Exercise material:
|---|
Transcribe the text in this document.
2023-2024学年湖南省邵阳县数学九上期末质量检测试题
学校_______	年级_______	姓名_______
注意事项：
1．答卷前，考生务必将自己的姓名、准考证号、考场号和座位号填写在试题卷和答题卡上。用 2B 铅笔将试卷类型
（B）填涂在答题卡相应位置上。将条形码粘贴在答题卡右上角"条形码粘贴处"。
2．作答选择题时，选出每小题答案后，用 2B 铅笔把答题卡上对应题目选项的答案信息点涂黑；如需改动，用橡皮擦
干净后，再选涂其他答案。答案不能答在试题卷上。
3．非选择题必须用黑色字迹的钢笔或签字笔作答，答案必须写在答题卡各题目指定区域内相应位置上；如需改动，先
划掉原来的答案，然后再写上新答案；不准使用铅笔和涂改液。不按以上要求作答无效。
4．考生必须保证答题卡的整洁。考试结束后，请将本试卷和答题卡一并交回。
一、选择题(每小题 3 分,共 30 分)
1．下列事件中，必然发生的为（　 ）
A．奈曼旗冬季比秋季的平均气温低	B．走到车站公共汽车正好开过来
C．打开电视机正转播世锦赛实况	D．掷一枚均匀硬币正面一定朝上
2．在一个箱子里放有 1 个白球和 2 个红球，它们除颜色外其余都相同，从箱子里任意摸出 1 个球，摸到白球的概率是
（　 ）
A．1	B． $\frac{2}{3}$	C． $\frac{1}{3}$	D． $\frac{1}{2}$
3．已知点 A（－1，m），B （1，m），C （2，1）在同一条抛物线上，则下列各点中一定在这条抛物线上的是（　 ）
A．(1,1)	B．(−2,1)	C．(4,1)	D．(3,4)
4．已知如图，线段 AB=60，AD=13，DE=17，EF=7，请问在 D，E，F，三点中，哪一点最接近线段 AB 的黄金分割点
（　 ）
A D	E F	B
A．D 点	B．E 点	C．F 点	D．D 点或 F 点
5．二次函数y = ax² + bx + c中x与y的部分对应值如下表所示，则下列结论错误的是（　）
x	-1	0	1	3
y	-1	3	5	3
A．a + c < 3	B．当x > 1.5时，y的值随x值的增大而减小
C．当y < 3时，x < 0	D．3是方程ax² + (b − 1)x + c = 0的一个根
|---|
Problem description:
Copy every line of the material in which the word "如需改动" occurs.

Response to the exercise:
2．作答选择题时，选出每小题答案后，用 2B 铅笔把答题卡上对应题目选项的答案信息点涂黑；如需改动，用橡皮擦
3．非选择题必须用黑色字迹的钢笔或签字笔作答，答案必须写在答题卡各题目指定区域内相应位置上；如需改动，先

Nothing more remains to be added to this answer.